Work out how many lines of the data hold the string "Compost", and reply with that number alone.

**Records that describe figures:**
========

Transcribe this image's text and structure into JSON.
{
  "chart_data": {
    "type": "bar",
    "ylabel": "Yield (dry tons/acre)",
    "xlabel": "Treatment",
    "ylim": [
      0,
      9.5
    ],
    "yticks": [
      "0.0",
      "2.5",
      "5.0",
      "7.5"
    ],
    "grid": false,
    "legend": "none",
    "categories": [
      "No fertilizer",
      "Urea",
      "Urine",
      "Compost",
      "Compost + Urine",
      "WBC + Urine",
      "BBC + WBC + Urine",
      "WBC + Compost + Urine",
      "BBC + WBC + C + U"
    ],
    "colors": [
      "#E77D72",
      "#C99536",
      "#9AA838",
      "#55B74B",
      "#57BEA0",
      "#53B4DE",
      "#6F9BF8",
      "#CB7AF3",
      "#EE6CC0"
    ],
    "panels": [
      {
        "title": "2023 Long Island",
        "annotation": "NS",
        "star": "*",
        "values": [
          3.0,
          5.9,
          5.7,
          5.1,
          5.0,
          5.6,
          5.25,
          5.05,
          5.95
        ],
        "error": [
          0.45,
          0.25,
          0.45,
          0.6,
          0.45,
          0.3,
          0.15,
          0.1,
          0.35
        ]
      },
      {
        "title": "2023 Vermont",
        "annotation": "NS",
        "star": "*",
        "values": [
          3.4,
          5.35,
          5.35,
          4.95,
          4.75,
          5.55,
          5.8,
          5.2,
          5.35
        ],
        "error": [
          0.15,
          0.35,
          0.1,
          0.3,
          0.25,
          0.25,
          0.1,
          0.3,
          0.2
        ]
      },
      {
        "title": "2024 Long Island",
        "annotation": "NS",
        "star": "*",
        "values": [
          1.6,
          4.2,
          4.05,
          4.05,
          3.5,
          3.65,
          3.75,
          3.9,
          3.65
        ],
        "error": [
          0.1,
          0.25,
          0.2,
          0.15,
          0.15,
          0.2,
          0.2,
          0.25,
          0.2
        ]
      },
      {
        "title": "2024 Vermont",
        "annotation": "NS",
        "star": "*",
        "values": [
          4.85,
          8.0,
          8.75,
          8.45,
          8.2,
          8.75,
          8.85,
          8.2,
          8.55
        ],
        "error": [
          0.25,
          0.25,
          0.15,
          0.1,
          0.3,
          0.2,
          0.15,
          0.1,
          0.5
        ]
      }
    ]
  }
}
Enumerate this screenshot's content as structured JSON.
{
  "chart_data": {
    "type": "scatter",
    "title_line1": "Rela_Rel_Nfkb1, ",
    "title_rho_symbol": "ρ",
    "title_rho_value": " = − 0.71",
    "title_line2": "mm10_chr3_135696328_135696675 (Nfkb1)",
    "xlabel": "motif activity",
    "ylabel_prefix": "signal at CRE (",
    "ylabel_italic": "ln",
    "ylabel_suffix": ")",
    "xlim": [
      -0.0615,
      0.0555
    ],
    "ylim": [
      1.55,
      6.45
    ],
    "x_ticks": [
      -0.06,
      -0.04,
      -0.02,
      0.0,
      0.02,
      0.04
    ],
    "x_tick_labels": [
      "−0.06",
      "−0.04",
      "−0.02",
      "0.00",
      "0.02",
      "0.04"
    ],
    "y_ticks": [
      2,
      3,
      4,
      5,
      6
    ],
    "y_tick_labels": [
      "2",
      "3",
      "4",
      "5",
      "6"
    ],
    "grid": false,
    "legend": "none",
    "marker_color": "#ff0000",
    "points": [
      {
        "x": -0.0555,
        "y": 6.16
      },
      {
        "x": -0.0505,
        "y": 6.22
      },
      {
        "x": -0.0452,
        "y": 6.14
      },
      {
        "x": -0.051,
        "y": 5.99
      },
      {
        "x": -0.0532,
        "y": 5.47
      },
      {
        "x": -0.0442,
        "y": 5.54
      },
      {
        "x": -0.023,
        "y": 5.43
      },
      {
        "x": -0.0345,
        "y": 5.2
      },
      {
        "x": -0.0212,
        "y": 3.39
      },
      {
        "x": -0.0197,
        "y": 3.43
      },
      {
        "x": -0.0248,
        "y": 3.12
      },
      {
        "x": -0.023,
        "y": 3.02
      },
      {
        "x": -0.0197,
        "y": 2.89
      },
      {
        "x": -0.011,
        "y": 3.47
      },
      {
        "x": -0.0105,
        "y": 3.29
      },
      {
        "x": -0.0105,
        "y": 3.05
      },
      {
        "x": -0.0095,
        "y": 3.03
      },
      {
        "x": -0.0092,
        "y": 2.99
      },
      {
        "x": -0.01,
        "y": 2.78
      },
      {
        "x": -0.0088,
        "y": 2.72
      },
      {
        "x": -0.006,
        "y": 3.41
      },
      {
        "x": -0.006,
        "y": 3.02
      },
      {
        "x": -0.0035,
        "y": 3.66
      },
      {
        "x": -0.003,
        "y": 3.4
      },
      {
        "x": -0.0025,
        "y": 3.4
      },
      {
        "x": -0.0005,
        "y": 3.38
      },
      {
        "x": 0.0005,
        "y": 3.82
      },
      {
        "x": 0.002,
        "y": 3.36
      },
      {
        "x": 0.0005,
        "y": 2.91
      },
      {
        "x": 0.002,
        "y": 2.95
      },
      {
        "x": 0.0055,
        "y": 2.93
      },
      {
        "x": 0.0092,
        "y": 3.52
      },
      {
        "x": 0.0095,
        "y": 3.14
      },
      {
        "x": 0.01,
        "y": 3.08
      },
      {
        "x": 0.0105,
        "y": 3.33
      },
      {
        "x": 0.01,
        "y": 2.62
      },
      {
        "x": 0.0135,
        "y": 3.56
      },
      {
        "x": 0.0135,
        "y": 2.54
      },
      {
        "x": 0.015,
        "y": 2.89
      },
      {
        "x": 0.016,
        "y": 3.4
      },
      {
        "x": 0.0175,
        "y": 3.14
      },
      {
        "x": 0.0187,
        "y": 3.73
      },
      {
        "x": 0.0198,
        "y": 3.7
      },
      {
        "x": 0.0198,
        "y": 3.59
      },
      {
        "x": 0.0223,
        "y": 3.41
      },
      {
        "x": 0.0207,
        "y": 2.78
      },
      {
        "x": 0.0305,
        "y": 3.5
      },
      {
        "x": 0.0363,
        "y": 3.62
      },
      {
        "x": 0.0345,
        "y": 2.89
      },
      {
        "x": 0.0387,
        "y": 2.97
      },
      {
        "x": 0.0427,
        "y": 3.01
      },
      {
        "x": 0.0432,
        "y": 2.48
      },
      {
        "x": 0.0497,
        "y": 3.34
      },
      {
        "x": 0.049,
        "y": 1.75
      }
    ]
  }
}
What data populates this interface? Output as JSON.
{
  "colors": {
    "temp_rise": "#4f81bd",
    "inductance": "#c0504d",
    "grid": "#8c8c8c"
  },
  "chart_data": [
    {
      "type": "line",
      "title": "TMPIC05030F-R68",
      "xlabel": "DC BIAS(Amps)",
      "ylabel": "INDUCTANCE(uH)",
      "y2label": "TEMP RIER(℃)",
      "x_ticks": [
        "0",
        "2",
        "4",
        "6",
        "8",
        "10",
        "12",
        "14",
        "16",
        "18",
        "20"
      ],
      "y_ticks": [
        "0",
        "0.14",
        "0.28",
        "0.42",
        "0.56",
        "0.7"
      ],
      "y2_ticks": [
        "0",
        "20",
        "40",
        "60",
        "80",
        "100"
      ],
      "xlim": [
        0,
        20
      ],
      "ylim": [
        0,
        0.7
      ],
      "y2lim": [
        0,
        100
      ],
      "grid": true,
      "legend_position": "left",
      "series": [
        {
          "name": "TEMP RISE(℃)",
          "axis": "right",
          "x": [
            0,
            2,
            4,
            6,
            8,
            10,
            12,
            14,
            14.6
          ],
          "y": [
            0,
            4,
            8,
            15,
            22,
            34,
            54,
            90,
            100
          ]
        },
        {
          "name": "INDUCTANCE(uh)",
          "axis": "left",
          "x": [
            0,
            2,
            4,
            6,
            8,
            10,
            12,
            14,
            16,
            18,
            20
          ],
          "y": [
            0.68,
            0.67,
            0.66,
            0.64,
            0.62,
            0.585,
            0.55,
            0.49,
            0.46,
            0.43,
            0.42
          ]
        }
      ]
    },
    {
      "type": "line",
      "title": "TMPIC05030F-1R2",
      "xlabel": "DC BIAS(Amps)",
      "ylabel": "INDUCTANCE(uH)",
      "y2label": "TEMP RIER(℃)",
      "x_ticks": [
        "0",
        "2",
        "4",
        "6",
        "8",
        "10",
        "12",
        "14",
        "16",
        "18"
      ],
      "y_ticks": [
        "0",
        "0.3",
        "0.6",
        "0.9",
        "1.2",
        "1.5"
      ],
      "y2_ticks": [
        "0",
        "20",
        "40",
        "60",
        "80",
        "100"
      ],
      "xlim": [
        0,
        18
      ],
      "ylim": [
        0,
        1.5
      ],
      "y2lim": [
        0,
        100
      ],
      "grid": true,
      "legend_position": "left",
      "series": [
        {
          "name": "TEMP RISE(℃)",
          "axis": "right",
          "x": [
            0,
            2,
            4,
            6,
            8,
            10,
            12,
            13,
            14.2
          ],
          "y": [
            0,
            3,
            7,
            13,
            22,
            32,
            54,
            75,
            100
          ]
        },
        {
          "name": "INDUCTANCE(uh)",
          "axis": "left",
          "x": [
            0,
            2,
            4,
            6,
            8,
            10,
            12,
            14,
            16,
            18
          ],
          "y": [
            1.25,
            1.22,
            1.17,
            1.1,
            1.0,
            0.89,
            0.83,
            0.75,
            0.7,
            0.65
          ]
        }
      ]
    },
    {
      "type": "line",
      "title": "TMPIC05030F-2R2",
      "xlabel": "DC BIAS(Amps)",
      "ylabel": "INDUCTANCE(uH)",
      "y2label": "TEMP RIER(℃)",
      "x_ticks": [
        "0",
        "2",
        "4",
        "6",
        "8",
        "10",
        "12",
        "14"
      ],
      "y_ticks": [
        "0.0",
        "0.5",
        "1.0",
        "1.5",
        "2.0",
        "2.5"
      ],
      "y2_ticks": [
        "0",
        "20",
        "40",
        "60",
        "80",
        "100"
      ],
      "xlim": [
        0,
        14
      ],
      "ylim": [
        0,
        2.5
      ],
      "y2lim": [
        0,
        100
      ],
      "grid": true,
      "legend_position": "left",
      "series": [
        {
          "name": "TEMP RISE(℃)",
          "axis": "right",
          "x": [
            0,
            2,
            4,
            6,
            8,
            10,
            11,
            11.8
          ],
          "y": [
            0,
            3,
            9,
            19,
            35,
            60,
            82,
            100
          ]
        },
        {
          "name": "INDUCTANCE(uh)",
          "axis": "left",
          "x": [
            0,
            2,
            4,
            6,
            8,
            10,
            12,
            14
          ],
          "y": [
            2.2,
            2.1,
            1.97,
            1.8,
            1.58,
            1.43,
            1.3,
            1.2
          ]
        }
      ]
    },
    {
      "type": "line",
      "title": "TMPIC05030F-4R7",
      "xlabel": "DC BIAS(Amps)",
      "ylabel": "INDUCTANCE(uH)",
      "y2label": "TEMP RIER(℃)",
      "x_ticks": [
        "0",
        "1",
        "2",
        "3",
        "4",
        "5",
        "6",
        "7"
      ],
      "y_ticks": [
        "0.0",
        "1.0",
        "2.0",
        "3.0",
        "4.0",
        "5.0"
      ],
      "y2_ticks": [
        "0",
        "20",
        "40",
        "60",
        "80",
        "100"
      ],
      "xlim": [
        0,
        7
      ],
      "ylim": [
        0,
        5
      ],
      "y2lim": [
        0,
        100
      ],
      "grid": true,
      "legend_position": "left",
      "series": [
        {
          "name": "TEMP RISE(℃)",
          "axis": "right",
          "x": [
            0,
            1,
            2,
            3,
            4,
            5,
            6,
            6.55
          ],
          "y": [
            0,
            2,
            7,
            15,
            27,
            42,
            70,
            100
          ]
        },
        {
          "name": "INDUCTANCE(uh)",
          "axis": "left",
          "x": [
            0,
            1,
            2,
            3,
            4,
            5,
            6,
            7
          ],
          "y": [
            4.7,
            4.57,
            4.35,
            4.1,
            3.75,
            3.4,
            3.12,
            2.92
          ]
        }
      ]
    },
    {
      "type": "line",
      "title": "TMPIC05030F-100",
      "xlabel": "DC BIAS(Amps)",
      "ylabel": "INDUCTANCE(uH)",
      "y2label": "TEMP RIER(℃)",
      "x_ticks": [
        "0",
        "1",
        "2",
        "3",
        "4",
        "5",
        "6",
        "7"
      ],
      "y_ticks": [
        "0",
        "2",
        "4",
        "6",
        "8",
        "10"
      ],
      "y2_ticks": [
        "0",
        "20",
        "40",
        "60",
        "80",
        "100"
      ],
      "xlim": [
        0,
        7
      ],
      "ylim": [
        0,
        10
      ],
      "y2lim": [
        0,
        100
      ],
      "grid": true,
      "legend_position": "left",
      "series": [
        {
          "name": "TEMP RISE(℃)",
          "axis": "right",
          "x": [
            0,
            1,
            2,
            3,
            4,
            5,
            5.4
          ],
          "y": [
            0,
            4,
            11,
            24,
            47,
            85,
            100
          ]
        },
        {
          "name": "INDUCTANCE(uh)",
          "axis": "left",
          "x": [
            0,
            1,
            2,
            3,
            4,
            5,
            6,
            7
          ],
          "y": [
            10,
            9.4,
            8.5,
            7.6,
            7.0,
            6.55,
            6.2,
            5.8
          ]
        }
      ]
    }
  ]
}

========

**RESULT OF THIS TASK:**
3